Instruction | Count every line in the entries that contains "ylabel". Report that count alone.

Collection entries

## Start

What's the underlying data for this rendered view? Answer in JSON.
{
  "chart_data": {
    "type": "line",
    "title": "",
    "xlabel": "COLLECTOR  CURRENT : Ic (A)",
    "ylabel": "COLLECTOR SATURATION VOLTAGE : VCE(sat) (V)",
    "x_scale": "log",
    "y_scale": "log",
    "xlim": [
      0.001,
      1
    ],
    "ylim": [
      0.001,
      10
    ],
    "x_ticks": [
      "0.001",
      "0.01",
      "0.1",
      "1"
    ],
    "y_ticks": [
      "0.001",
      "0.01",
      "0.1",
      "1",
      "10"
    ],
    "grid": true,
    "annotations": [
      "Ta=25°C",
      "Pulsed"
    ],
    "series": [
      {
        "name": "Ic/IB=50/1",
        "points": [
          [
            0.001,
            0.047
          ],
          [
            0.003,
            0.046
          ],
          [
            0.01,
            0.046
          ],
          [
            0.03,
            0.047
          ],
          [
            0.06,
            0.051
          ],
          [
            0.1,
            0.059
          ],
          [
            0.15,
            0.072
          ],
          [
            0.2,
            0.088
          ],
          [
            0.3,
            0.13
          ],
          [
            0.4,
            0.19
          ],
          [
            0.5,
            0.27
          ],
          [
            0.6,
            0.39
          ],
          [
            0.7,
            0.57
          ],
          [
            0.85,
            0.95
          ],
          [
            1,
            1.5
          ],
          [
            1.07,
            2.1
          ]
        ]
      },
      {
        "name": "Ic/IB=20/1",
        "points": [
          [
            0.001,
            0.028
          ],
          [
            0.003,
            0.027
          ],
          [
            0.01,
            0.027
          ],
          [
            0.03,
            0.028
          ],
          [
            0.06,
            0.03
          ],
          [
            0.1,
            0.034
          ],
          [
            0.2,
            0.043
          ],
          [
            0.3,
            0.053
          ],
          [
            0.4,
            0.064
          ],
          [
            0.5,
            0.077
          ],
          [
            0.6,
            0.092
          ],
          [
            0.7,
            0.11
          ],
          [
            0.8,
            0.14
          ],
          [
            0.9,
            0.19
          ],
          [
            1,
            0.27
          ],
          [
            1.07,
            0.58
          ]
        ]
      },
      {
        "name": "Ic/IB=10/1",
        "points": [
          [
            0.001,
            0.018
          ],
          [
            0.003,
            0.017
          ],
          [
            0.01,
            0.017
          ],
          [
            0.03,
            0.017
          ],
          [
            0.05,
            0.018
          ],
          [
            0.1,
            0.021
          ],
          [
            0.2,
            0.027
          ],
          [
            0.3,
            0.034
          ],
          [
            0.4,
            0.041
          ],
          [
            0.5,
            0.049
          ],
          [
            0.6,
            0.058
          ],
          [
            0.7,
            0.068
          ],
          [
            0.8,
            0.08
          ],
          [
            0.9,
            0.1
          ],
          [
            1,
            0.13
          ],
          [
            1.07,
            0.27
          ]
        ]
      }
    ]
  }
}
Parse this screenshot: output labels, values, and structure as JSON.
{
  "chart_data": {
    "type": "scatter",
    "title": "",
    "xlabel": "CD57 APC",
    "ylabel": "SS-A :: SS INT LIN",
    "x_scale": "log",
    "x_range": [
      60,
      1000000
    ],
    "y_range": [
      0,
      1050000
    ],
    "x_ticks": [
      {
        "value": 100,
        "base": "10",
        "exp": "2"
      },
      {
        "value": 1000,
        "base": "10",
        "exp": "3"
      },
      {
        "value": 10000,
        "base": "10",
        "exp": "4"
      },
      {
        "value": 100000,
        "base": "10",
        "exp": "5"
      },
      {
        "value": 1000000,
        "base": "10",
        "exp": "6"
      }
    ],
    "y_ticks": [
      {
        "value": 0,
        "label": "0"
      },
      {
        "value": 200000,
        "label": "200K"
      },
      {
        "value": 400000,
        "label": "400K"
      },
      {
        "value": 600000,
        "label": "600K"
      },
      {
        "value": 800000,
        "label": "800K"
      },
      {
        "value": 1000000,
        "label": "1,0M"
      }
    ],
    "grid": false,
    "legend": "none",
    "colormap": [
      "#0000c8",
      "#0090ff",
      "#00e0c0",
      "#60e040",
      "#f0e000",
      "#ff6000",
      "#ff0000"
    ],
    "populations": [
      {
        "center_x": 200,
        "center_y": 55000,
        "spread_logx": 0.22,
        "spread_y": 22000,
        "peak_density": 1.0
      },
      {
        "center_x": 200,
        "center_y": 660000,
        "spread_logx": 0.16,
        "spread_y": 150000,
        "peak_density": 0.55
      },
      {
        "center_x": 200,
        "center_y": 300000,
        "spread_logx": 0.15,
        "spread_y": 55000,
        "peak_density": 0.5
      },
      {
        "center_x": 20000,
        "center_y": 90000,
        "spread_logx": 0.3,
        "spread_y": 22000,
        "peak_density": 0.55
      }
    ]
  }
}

## End

Full solution | 2